→ **To do**
Which lines below hold the word "title"? Copy all of them.

## Start Given records

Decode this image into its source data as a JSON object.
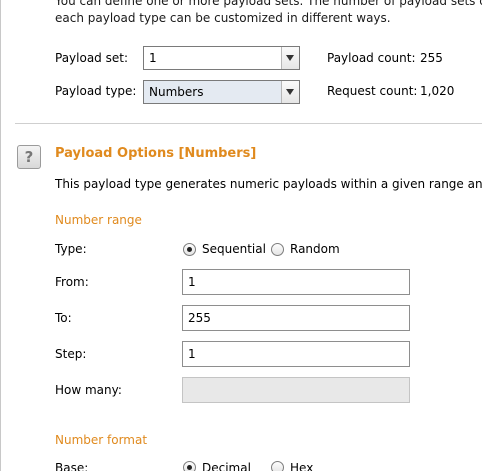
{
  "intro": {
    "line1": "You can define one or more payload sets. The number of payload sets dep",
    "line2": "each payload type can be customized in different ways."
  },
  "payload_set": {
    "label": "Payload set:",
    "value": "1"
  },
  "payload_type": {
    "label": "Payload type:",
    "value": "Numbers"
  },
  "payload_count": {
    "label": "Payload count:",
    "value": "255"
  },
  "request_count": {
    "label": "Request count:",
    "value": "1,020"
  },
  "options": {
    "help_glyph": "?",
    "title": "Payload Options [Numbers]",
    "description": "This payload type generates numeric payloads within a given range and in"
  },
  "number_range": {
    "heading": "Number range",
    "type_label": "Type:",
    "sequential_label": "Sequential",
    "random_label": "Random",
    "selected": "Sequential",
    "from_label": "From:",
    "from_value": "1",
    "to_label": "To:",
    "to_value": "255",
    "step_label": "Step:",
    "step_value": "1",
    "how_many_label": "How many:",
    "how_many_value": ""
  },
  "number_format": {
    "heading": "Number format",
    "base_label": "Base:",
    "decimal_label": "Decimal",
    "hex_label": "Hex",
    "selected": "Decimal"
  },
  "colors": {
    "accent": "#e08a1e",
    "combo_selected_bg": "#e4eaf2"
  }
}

## End Given records
## Start Given records

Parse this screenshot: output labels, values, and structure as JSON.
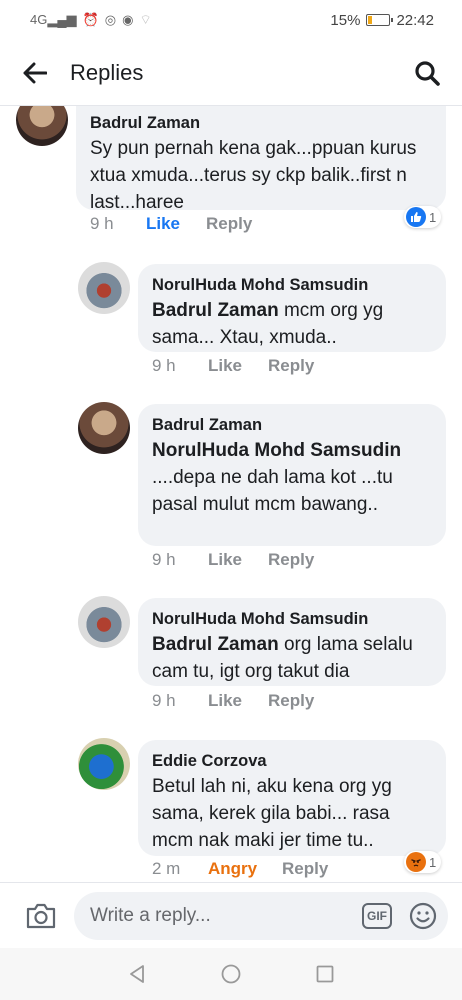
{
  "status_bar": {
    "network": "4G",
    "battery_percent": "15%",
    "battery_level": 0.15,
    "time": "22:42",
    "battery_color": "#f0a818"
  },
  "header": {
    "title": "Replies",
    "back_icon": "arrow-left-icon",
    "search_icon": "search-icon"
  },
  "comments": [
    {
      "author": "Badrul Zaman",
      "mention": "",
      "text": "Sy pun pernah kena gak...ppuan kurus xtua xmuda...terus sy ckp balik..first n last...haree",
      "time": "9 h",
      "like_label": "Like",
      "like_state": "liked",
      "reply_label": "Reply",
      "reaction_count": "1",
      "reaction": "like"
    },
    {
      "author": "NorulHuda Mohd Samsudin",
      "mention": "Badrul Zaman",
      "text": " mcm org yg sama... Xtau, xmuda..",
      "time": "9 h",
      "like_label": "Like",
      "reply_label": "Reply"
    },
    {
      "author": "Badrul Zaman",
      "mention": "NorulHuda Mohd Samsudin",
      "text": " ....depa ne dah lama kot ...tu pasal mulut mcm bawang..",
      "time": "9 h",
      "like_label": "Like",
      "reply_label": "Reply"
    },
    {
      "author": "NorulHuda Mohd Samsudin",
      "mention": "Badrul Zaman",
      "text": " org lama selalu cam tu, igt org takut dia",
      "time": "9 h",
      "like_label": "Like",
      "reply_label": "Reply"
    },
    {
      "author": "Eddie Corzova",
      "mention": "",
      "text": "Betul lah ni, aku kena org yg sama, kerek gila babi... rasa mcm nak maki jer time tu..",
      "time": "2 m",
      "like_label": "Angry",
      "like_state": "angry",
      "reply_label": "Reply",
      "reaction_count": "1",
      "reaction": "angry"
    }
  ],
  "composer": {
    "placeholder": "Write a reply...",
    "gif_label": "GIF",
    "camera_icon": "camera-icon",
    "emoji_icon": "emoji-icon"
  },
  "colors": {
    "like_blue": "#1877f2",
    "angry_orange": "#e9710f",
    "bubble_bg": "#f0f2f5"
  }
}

## End Given records

→ **Output for this exercise**
    "title": "Payload Options [Numbers]",
    "title": "Replies",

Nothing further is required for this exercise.